#### Record set:
============

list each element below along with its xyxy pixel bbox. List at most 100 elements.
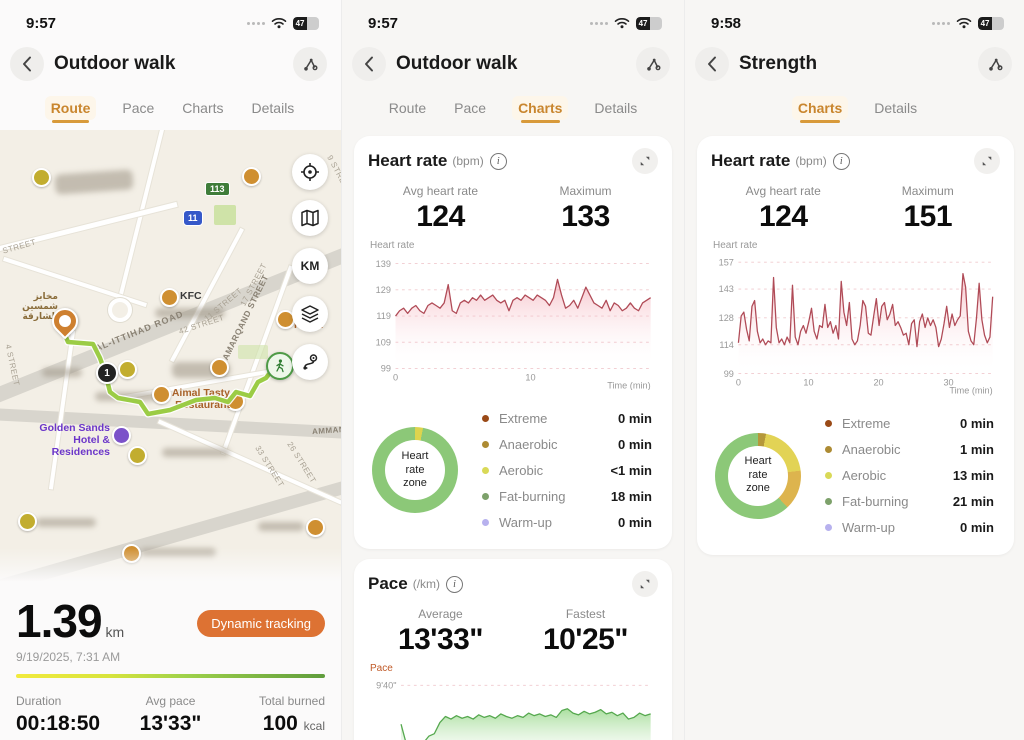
heart-rate-chart: 139 129 119 109 99 0 10 Time (min) bbox=[368, 251, 658, 395]
info-icon[interactable]: i bbox=[489, 152, 507, 170]
svg-text:139: 139 bbox=[376, 259, 391, 269]
y-axis-label: Heart rate bbox=[370, 240, 415, 251]
svg-text:129: 129 bbox=[376, 285, 391, 295]
layers-icon bbox=[301, 305, 319, 323]
info-icon[interactable]: i bbox=[446, 575, 464, 593]
route-overview-button[interactable] bbox=[292, 344, 328, 380]
tab-details[interactable]: Details bbox=[251, 100, 295, 116]
tab-route[interactable]: Route bbox=[44, 96, 97, 123]
km-1-marker: 1 bbox=[96, 362, 118, 384]
tab-pace[interactable]: Pace bbox=[454, 100, 487, 116]
zone-row-aerobic: Aerobic <1 min bbox=[468, 457, 658, 483]
y-axis-label: Heart rate bbox=[713, 240, 758, 251]
share-route-button[interactable] bbox=[978, 47, 1012, 81]
wifi-icon bbox=[271, 18, 287, 29]
status-bar: 9:57 47 bbox=[0, 0, 341, 40]
locate-button[interactable] bbox=[292, 154, 328, 190]
roundabout bbox=[108, 298, 132, 322]
battery-icon: 47 bbox=[978, 16, 1004, 30]
back-button[interactable] bbox=[695, 47, 729, 81]
map-mode-button[interactable] bbox=[292, 200, 328, 236]
info-icon[interactable]: i bbox=[832, 152, 850, 170]
unit-km-button[interactable]: KM bbox=[292, 248, 328, 284]
tab-charts[interactable]: Charts bbox=[791, 96, 849, 123]
stat-total-burned: Total burned 100 kcal bbox=[258, 694, 325, 735]
signal-dots-icon bbox=[932, 21, 950, 25]
chevron-left-icon bbox=[365, 56, 373, 72]
zone-row-warm-up: Warm-up 0 min bbox=[468, 509, 658, 535]
share-route-button[interactable] bbox=[293, 47, 327, 81]
screen-strength-charts: 9:58 47 Strength Charts Details Heart ra… bbox=[685, 0, 1024, 740]
expand-button[interactable] bbox=[632, 148, 658, 174]
share-route-icon bbox=[646, 58, 660, 71]
svg-text:109: 109 bbox=[376, 337, 391, 347]
svg-text:30: 30 bbox=[943, 377, 953, 387]
zone-dot bbox=[482, 414, 489, 422]
back-button[interactable] bbox=[10, 47, 44, 81]
stat-avg-pace: Avg pace 13'33" bbox=[139, 694, 202, 735]
svg-text:0: 0 bbox=[736, 377, 741, 387]
screen-outdoor-walk-route: 9:57 47 Outdoor walk Route Pace Charts D… bbox=[0, 0, 341, 740]
zone-row-extreme: Extreme 0 min bbox=[811, 411, 1000, 437]
tab-charts[interactable]: Charts bbox=[182, 100, 224, 116]
zone-row-anaerobic: Anaerobic 1 min bbox=[811, 437, 1000, 463]
zone-row-extreme: Extreme 0 min bbox=[468, 405, 658, 431]
fastest-pace: Fastest 10'25" bbox=[542, 607, 629, 657]
workout-datetime: 9/19/2025, 7:31 AM bbox=[16, 650, 121, 664]
tab-route[interactable]: Route bbox=[388, 100, 427, 116]
svg-text:99: 99 bbox=[724, 369, 734, 379]
chevron-left-icon bbox=[708, 56, 716, 72]
layers-button[interactable] bbox=[292, 296, 328, 332]
svg-text:Time (min): Time (min) bbox=[949, 386, 992, 396]
expand-button[interactable] bbox=[974, 148, 1000, 174]
heart-rate-chart: 157 143 128 114 99 0 10 20 30 Time (min) bbox=[711, 251, 1000, 401]
svg-text:0: 0 bbox=[393, 372, 398, 382]
card-unit: (bpm) bbox=[795, 154, 827, 168]
battery-icon: 47 bbox=[293, 16, 319, 30]
svg-text:9'40": 9'40" bbox=[376, 681, 396, 691]
back-button[interactable] bbox=[352, 47, 386, 81]
tab-bar: Charts Details bbox=[685, 90, 1024, 126]
card-title: Heart rate bbox=[368, 151, 448, 170]
route-pin-icon bbox=[303, 354, 318, 370]
screen-outdoor-walk-charts: 9:57 47 Outdoor walk Route Pace Charts D… bbox=[341, 0, 685, 740]
stat-duration: Duration 00:18:50 bbox=[16, 694, 101, 735]
y-axis-label: Pace bbox=[370, 663, 393, 675]
walking-person-icon bbox=[276, 359, 284, 373]
chevron-left-icon bbox=[23, 56, 31, 72]
zone-row-aerobic: Aerobic 13 min bbox=[811, 463, 1000, 489]
zone-row-fat-burning: Fat-burning 18 min bbox=[468, 483, 658, 509]
zone-row-fat-burning: Fat-burning 21 min bbox=[811, 489, 1000, 515]
header: Outdoor walk bbox=[342, 40, 684, 86]
share-route-button[interactable] bbox=[636, 47, 670, 81]
battery-icon: 47 bbox=[636, 16, 662, 30]
donut-center-label: Heart rate zone bbox=[401, 449, 429, 490]
status-time: 9:57 bbox=[368, 14, 399, 32]
tab-details[interactable]: Details bbox=[874, 100, 918, 116]
route-map[interactable]: AL-ITTIHAD ROAD SAMARQAND STREET 11 STRE… bbox=[0, 130, 341, 582]
svg-text:10: 10 bbox=[803, 377, 813, 387]
page-title: Outdoor walk bbox=[396, 53, 518, 74]
expand-button[interactable] bbox=[632, 571, 658, 598]
map-icon bbox=[301, 209, 319, 227]
dynamic-tracking-badge: Dynamic tracking bbox=[197, 610, 325, 637]
status-bar: 9:57 47 bbox=[342, 0, 684, 40]
svg-text:99: 99 bbox=[381, 364, 391, 374]
card-unit: (bpm) bbox=[452, 154, 484, 168]
tab-details[interactable]: Details bbox=[594, 100, 638, 116]
tab-pace[interactable]: Pace bbox=[122, 100, 155, 116]
status-bar: 9:58 47 bbox=[685, 0, 1024, 40]
expand-icon bbox=[640, 156, 650, 166]
crosshair-icon bbox=[301, 163, 319, 181]
heart-rate-zones: Heart rate zone Extreme 0 min Anaerobic 0 … bbox=[368, 405, 658, 535]
pace-chart: 9'40"17'54" bbox=[368, 674, 658, 740]
page-title: Outdoor walk bbox=[54, 53, 176, 74]
tab-charts[interactable]: Charts bbox=[512, 96, 569, 123]
pace-gradient-bar bbox=[16, 674, 325, 678]
max-heart-rate: Maximum 151 bbox=[901, 184, 954, 233]
distance-unit: km bbox=[105, 624, 125, 640]
poi-kfc-icon bbox=[160, 288, 179, 307]
heart-rate-card: Heart rate (bpm) i Avg heart rate 124 Ma… bbox=[697, 136, 1014, 555]
route-end-marker bbox=[266, 352, 294, 380]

============

#### Work to do:
Lay out every line of the data above as a JSON list of strings, one string per line, with blank lines left out. Omit the pictures.

#### Written reply:
[
  "list each element below along with its xyxy pixel bbox. List at most 100 elements.",
  "heart-rate-chart: 139 129 119 109 99 0 10 Time (min) bbox=[368, 251, 658, 395]",
  "info-icon[interactable]: i bbox=[489, 152, 507, 170]",
  "svg-text:139: 139 bbox=[376, 259, 391, 269]",
  "y-axis-label: Heart rate bbox=[370, 240, 415, 251]",
  "svg-text:129: 129 bbox=[376, 285, 391, 295]",
  "layers-icon bbox=[301, 305, 319, 323]",
  "info-icon[interactable]: i bbox=[446, 575, 464, 593]",
  "route-overview-button[interactable] bbox=[292, 344, 328, 380]",
  "tab-details[interactable]: Details bbox=[251, 100, 295, 116]",
  "tab-route[interactable]: Route bbox=[44, 96, 97, 123]",
  "km-1-marker: 1 bbox=[96, 362, 118, 384]",
  "tab-pace[interactable]: Pace bbox=[454, 100, 487, 116]",
  "zone-row-aerobic: Aerobic <1 min bbox=[468, 457, 658, 483]",
  "y-axis-label: Heart rate bbox=[713, 240, 758, 251]",
  "share-route-button[interactable] bbox=[978, 47, 1012, 81]",
  "wifi-icon bbox=[271, 18, 287, 29]",
  "status-bar: 9:57 47 bbox=[0, 0, 341, 40]",
  "locate-button[interactable] bbox=[292, 154, 328, 190]",
  "roundabout bbox=[108, 298, 132, 322]",
  "battery-icon: 47 bbox=[978, 16, 1004, 30]",
  "back-button[interactable] bbox=[695, 47, 729, 81]",
  "map-mode-button[interactable] bbox=[292, 200, 328, 236]",
  "info-icon[interactable]: i bbox=[832, 152, 850, 170]",
  "unit-km-button[interactable]: KM bbox=[292, 248, 328, 284]",
  "tab-charts[interactable]: Charts bbox=[791, 96, 849, 123]",
  "stat-total-burned: Total burned 100 kcal bbox=[258, 694, 325, 735]",
  "signal-dots-icon bbox=[932, 21, 950, 25]",
  "chevron-left-icon bbox=[365, 56, 373, 72]",
  "zone-row-warm-up: Warm-up 0 min bbox=[468, 509, 658, 535]",
  "share-route-button[interactable] bbox=[293, 47, 327, 81]",
  "screen-strength-charts: 9:58 47 Strength Charts Details Heart ra… bbox=[685, 0, 1024, 740]",
  "expand-button[interactable] bbox=[632, 148, 658, 174]",
  "share-route-icon bbox=[646, 58, 660, 71]",
  "svg-text:109: 109 bbox=[376, 337, 391, 347]",
  "svg-text:30: 30 bbox=[943, 377, 953, 387]",
  "zone-dot bbox=[482, 414, 489, 422]",
  "back-button[interactable] bbox=[10, 47, 44, 81]",
  "stat-avg-pace: Avg pace 13'33\" bbox=[139, 694, 202, 735]",
  "svg-text:0: 0 bbox=[736, 377, 741, 387]",
  "screen-outdoor-walk-route: 9:57 47 Outdoor walk Route Pace Charts D… bbox=[0, 0, 341, 740]",
  "zone-row-extreme: Extreme 0 min bbox=[811, 411, 1000, 437]",
  "tab-charts[interactable]: Charts bbox=[182, 100, 224, 116]",
  "zone-row-anaerobic: Anaerobic 1 min bbox=[811, 437, 1000, 463]",
  "zone-row-extreme: Extreme 0 min bbox=[468, 405, 658, 431]",
  "fastest-pace: Fastest 10'25\" bbox=[542, 607, 629, 657]",
  "workout-datetime: 9/19/2025, 7:31 AM bbox=[16, 650, 121, 664]",
  "tab-route[interactable]: Route bbox=[388, 100, 427, 116]",
  "svg-text:99: 99 bbox=[724, 369, 734, 379]",
  "chevron-left-icon bbox=[708, 56, 716, 72]",
  "layers-button[interactable] bbox=[292, 296, 328, 332]",
  "svg-text:Time (min): Time (min) bbox=[949, 386, 992, 396]",
  "expand-button[interactable] bbox=[974, 148, 1000, 174]",
  "heart-rate-chart: 157 143 128 114 99 0 10 20 30 Time (min) bbox=[711, 251, 1000, 401]",
  "svg-text:0: 0 bbox=[393, 372, 398, 382]",
  "card-unit: (bpm) bbox=[795, 154, 827, 168]",
  "battery-icon: 47 bbox=[293, 16, 319, 30]",
  "svg-text:9'40\": 9'40\" bbox=[376, 681, 396, 691]",
  "back-button[interactable] bbox=[352, 47, 386, 81]",
  "tab-bar: Charts Details bbox=[685, 90, 1024, 126]",
  "card-title: Heart rate bbox=[368, 151, 448, 170]",
  "route-pin-icon bbox=[303, 354, 318, 370]",
  "screen-outdoor-walk-charts: 9:57 47 Outdoor walk Route Pace Charts D… bbox=[341, 0, 685, 740]",
  "stat-duration: Duration 00:18:50 bbox=[16, 694, 101, 735]",
  "y-axis-label: Pace bbox=[370, 663, 393, 675]",
  "walking-person-icon bbox=[276, 359, 284, 373]",
  "chevron-left-icon bbox=[23, 56, 31, 72]",
  "zone-row-aerobic: Aerobic 13 min bbox=[811, 463, 1000, 489]",
  "zone-row-fat-burning: Fat-burning 18 min bbox=[468, 483, 658, 509]",
  "zone-row-fat-burning: Fat-burning 21 min bbox=[811, 489, 1000, 515]",
  "header: Outdoor walk bbox=[342, 40, 684, 86]",
  "share-route-button[interactable] bbox=[636, 47, 670, 81]",
  "battery-icon: 47 bbox=[636, 16, 662, 30]",
  "donut-center-label: Heart rate zone bbox=[401, 449, 429, 490]",
  "status-time: 9:57 bbox=[368, 14, 399, 32]",
  "tab-details[interactable]: Details bbox=[874, 100, 918, 116]",
  "route-map[interactable]: AL-ITTIHAD ROAD SAMARQAND STREET 11 STRE… bbox=[0, 130, 341, 582]",
  "svg-text:10: 10 bbox=[803, 377, 813, 387]",
  "page-title: Outdoor walk bbox=[396, 53, 518, 74]",
  "expand-button[interactable] bbox=[632, 571, 658, 598]",
  "map-icon bbox=[301, 209, 319, 227]",
  "dynamic-tracking-badge: Dynamic tracking bbox=[197, 610, 325, 637]",
  "status-bar: 9:57 47 bbox=[342, 0, 684, 40]",
  "svg-text:99: 99 bbox=[381, 364, 391, 374]",
  "card-unit: (bpm) bbox=[452, 154, 484, 168]",
  "tab-details[interactable]: Details bbox=[594, 100, 638, 116]",
  "tab-pace[interactable]: Pace bbox=[122, 100, 155, 116]",
  "status-bar: 9:58 47 bbox=[685, 0, 1024, 40]",
  "expand-icon bbox=[640, 156, 650, 166]",
  "crosshair-icon bbox=[301, 163, 319, 181]",
  "heart-rate-zones: Heart rate zone Extreme 0 min Anaerobic 0 … bbox=[368, 405, 658, 535]",
  "pace-chart: 9'40\"17'54\" bbox=[368, 674, 658, 740]",
  "page-title: Outdoor walk bbox=[54, 53, 176, 74]",
  "tab-charts[interactable]: Charts bbox=[512, 96, 569, 123]",
  "pace-gradient-bar bbox=[16, 674, 325, 678]",
  "max-heart-rate: Maximum 151 bbox=[901, 184, 954, 233]",
  "distance-unit: km bbox=[105, 624, 125, 640]",
  "poi-kfc-icon bbox=[160, 288, 179, 307]",
  "heart-rate-card: Heart rate (bpm) i Avg heart rate 124 Ma… bbox=[697, 136, 1014, 555]",
  "route-end-marker bbox=[266, 352, 294, 380]"
]